● **TO BE DONE**:
Using the material below, copy every line where "icon" appears.

● **ENTRIES SHOWN**:
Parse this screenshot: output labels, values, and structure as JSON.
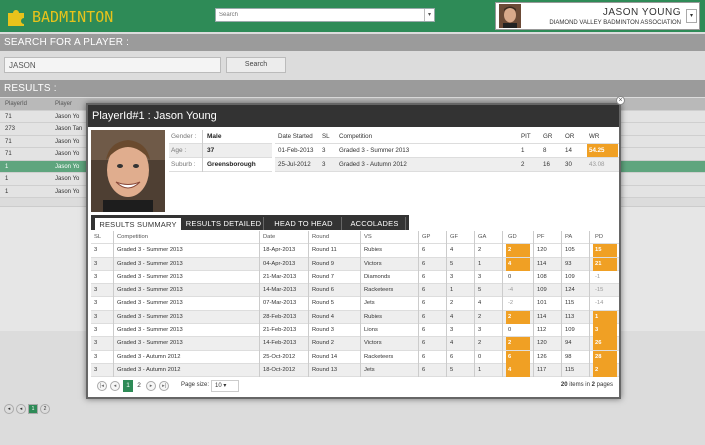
{
  "app": {
    "brand": "BADMINTON",
    "search_placeholder": "Search",
    "user_name": "JASON YOUNG",
    "user_org": "DIAMOND VALLEY BADMINTON ASSOCIATION"
  },
  "search_section": {
    "title": "SEARCH FOR A PLAYER :",
    "query": "JASON",
    "button": "Search"
  },
  "results_section": {
    "title": "RESULTS :",
    "columns": [
      "PlayerId",
      "Player"
    ],
    "rows": [
      {
        "id": "71",
        "name": "Jason Yo"
      },
      {
        "id": "273",
        "name": "Jason Tan"
      },
      {
        "id": "71",
        "name": "Jason Yo"
      },
      {
        "id": "71",
        "name": "Jason Yo"
      },
      {
        "id": "1",
        "name": "Jason Yo"
      },
      {
        "id": "1",
        "name": "Jason Yo"
      },
      {
        "id": "1",
        "name": "Jason Yo"
      }
    ],
    "selected_index": 4,
    "pager": {
      "pages": [
        "1",
        "2"
      ]
    }
  },
  "modal": {
    "title": "PlayerId#1 : Jason Young",
    "close": "×",
    "info": [
      {
        "label": "Gender :",
        "value": "Male"
      },
      {
        "label": "Age :",
        "value": "37"
      },
      {
        "label": "Suburb :",
        "value": "Greensborough"
      }
    ],
    "competitions": {
      "headers": [
        "Date Started",
        "SL",
        "Competition",
        "PIT",
        "GR",
        "OR",
        "WR"
      ],
      "rows": [
        [
          "01-Feb-2013",
          "3",
          "Graded 3 - Summer 2013",
          "1",
          "8",
          "14",
          "54.25"
        ],
        [
          "25-Jul-2012",
          "3",
          "Graded 3 - Autumn 2012",
          "2",
          "16",
          "30",
          "43.08"
        ]
      ]
    },
    "tabs": [
      "RESULTS SUMMARY",
      "RESULTS DETAILED",
      "HEAD TO HEAD",
      "ACCOLADES"
    ],
    "results": {
      "headers": [
        "SL",
        "Competition",
        "Date",
        "Round",
        "VS",
        "GP",
        "GF",
        "GA",
        "GD",
        "PF",
        "PA",
        "PD"
      ],
      "rows": [
        [
          "3",
          "Graded 3 - Summer 2013",
          "18-Apr-2013",
          "Round 11",
          "Rubies",
          "6",
          "4",
          "2",
          "2",
          "120",
          "105",
          "15"
        ],
        [
          "3",
          "Graded 3 - Summer 2013",
          "04-Apr-2013",
          "Round 9",
          "Victors",
          "6",
          "5",
          "1",
          "4",
          "114",
          "93",
          "21"
        ],
        [
          "3",
          "Graded 3 - Summer 2013",
          "21-Mar-2013",
          "Round 7",
          "Diamonds",
          "6",
          "3",
          "3",
          "0",
          "108",
          "109",
          "-1"
        ],
        [
          "3",
          "Graded 3 - Summer 2013",
          "14-Mar-2013",
          "Round 6",
          "Racketeers",
          "6",
          "1",
          "5",
          "-4",
          "109",
          "124",
          "-15"
        ],
        [
          "3",
          "Graded 3 - Summer 2013",
          "07-Mar-2013",
          "Round 5",
          "Jets",
          "6",
          "2",
          "4",
          "-2",
          "101",
          "115",
          "-14"
        ],
        [
          "3",
          "Graded 3 - Summer 2013",
          "28-Feb-2013",
          "Round 4",
          "Rubies",
          "6",
          "4",
          "2",
          "2",
          "114",
          "113",
          "1"
        ],
        [
          "3",
          "Graded 3 - Summer 2013",
          "21-Feb-2013",
          "Round 3",
          "Lions",
          "6",
          "3",
          "3",
          "0",
          "112",
          "109",
          "3"
        ],
        [
          "3",
          "Graded 3 - Summer 2013",
          "14-Feb-2013",
          "Round 2",
          "Victors",
          "6",
          "4",
          "2",
          "2",
          "120",
          "94",
          "26"
        ],
        [
          "3",
          "Graded 3 - Autumn 2012",
          "25-Oct-2012",
          "Round 14",
          "Racketeers",
          "6",
          "6",
          "0",
          "6",
          "126",
          "98",
          "28"
        ],
        [
          "3",
          "Graded 3 - Autumn 2012",
          "18-Oct-2012",
          "Round 13",
          "Jets",
          "6",
          "5",
          "1",
          "4",
          "117",
          "115",
          "2"
        ]
      ]
    },
    "pager": {
      "first": "|◂",
      "prev": "◂",
      "pages": [
        "1",
        "2"
      ],
      "next": "▸",
      "last": "▸|",
      "page_size_label": "Page size:",
      "page_size": "10",
      "items_count": "20",
      "items_text": "items in",
      "pages_count": "2",
      "pages_text": "pages"
    }
  },
  "colors": {
    "header": "#2e8b57",
    "accent": "#f0a024",
    "brand_text": "#e8c31b"
  }
}
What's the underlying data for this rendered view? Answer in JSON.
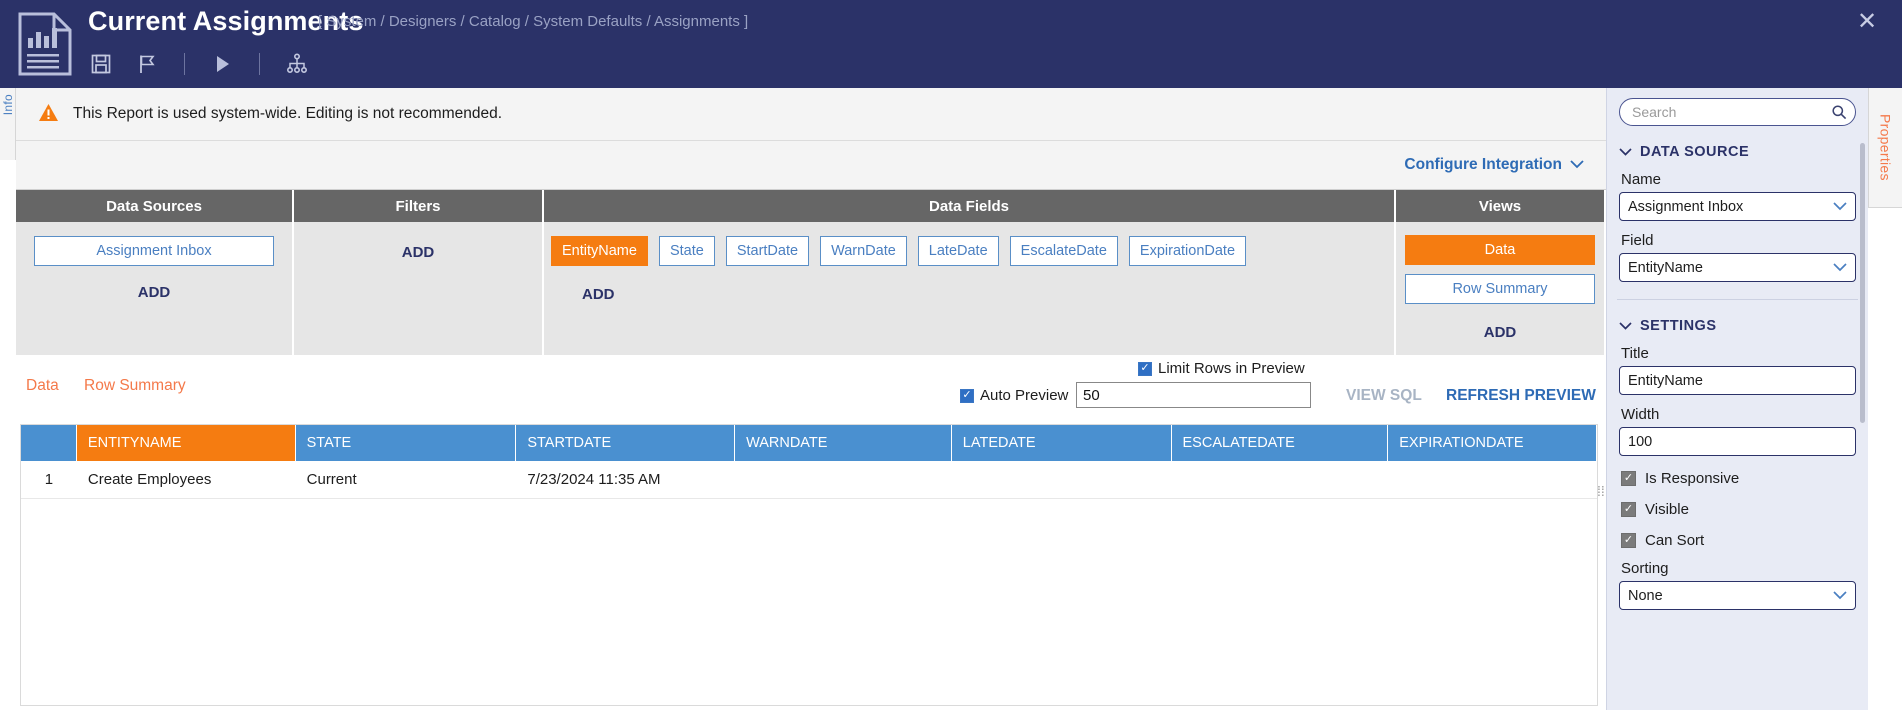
{
  "header": {
    "title": "Current Assignments",
    "breadcrumb": "[ System / Designers / Catalog / System Defaults / Assignments ]",
    "close_label": "✕",
    "toolbar": [
      {
        "name": "save-icon",
        "label": "Save"
      },
      {
        "name": "flag-icon",
        "label": "Flag"
      },
      {
        "name": "run-icon",
        "label": "Run"
      },
      {
        "name": "hierarchy-icon",
        "label": "Hierarchy"
      }
    ]
  },
  "info_tab": {
    "label": "Info"
  },
  "warning": {
    "text": "This Report is used system-wide. Editing is not recommended.",
    "icon": "warning-triangle-icon",
    "color": "#f57c11"
  },
  "config_row": {
    "link_label": "Configure Integration",
    "chevron": "⌄"
  },
  "builder": {
    "columns": [
      {
        "header": "Data Sources"
      },
      {
        "header": "Filters"
      },
      {
        "header": "Data Fields"
      },
      {
        "header": "Views"
      }
    ],
    "data_sources": {
      "items": [
        {
          "label": "Assignment Inbox",
          "selected": false
        }
      ],
      "add_label": "ADD"
    },
    "filters": {
      "add_label": "ADD"
    },
    "data_fields": {
      "items": [
        {
          "label": "EntityName",
          "selected": true
        },
        {
          "label": "State",
          "selected": false
        },
        {
          "label": "StartDate",
          "selected": false
        },
        {
          "label": "WarnDate",
          "selected": false
        },
        {
          "label": "LateDate",
          "selected": false
        },
        {
          "label": "EscalateDate",
          "selected": false
        },
        {
          "label": "ExpirationDate",
          "selected": false
        }
      ],
      "add_label": "ADD"
    },
    "views": {
      "items": [
        {
          "label": "Data",
          "selected": true
        },
        {
          "label": "Row Summary",
          "selected": false
        }
      ],
      "add_label": "ADD"
    }
  },
  "preview_bar": {
    "tabs": [
      {
        "label": "Data"
      },
      {
        "label": "Row Summary"
      }
    ],
    "limit_rows_label": "Limit Rows in Preview",
    "limit_rows_checked": true,
    "auto_preview_label": "Auto Preview",
    "auto_preview_checked": true,
    "rows_value": "50",
    "view_sql_label": "VIEW SQL",
    "view_sql_enabled": false,
    "refresh_preview_label": "REFRESH PREVIEW",
    "check_glyph": "✓"
  },
  "grid": {
    "headers": [
      "",
      "ENTITYNAME",
      "STATE",
      "STARTDATE",
      "WARNDATE",
      "LATEDATE",
      "ESCALATEDATE",
      "EXPIRATIONDATE"
    ],
    "selected_header_index": 1,
    "rows": [
      {
        "index": "1",
        "entityname": "Create Employees",
        "state": "Current",
        "startdate": "7/23/2024 11:35 AM",
        "warndate": "",
        "latedate": "",
        "escalatedate": "",
        "expirationdate": ""
      }
    ]
  },
  "properties_panel": {
    "tab_label": "Properties",
    "search_placeholder": "Search",
    "search_value": "",
    "sections": [
      {
        "title": "DATA SOURCE",
        "fields": [
          {
            "label": "Name",
            "value": "Assignment Inbox",
            "type": "select"
          },
          {
            "label": "Field",
            "value": "EntityName",
            "type": "select"
          }
        ]
      },
      {
        "title": "SETTINGS",
        "fields": [
          {
            "label": "Title",
            "value": "EntityName",
            "type": "text"
          },
          {
            "label": "Width",
            "value": "100",
            "type": "text"
          }
        ],
        "checkboxes": [
          {
            "label": "Is Responsive",
            "checked": true
          },
          {
            "label": "Visible",
            "checked": true
          },
          {
            "label": "Can Sort",
            "checked": true
          }
        ],
        "trailing_fields": [
          {
            "label": "Sorting",
            "value": "None",
            "type": "select"
          }
        ]
      }
    ],
    "chevron": "⌄",
    "collapse_glyph": "⌄",
    "check_glyph": "✓"
  },
  "colors": {
    "header_blue": "#2b3268",
    "accent_orange": "#f57c11",
    "link_blue": "#2e6bb5",
    "grid_header_blue": "#4a90d0",
    "panel_bg": "#e8ebf5"
  }
}
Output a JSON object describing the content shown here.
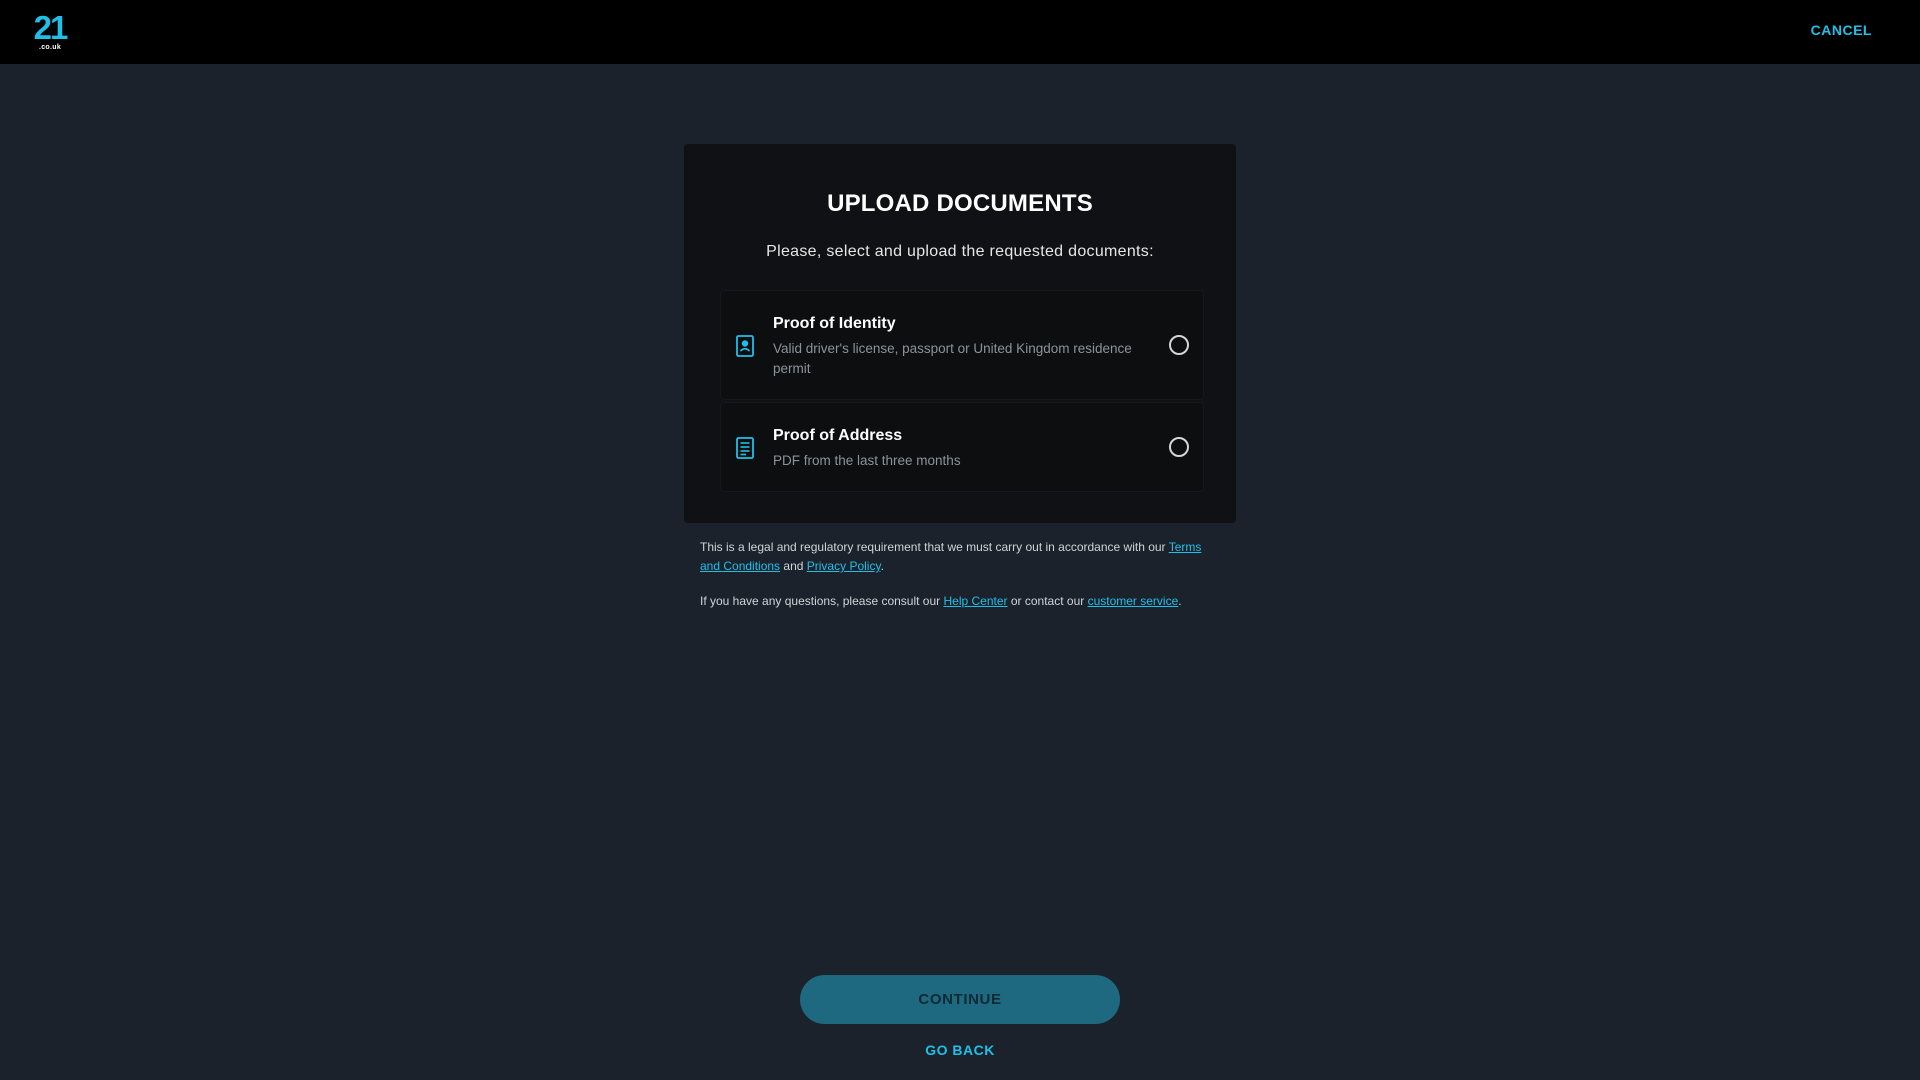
{
  "header": {
    "logo_number": "21",
    "logo_tld": ".co.uk",
    "cancel_label": "CANCEL"
  },
  "card": {
    "title": "UPLOAD DOCUMENTS",
    "subtitle": "Please, select and upload the requested documents:",
    "options": [
      {
        "title": "Proof of Identity",
        "description": "Valid driver's license, passport or United Kingdom residence permit",
        "icon": "id-document-icon",
        "selected": false
      },
      {
        "title": "Proof of Address",
        "description": "PDF from the last three months",
        "icon": "document-lines-icon",
        "selected": false
      }
    ]
  },
  "legal": {
    "p1_text": "This is a legal and regulatory requirement that we must carry out in accordance with our ",
    "terms_link": "Terms and Conditions",
    "p1_and": " and ",
    "privacy_link": "Privacy Policy",
    "p1_end": ".",
    "p2_text": "If you have any questions, please consult our ",
    "help_link": "Help Center",
    "p2_mid": " or contact our ",
    "service_link": "customer service",
    "p2_end": "."
  },
  "footer": {
    "continue_label": "CONTINUE",
    "goback_label": "GO BACK"
  },
  "colors": {
    "accent": "#1ec0e8",
    "background": "#1b222c",
    "card": "#0f1114",
    "continue_button": "#1e6880"
  }
}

● **WRITTEN ANSWER**:
        "name": "save-icon",
        "name": "flag-icon",
        "name": "run-icon",
        "name": "hierarchy-icon",
    "icon": "warning-triangle-icon",
        "icon": "id-document-icon",
        "icon": "document-lines-icon",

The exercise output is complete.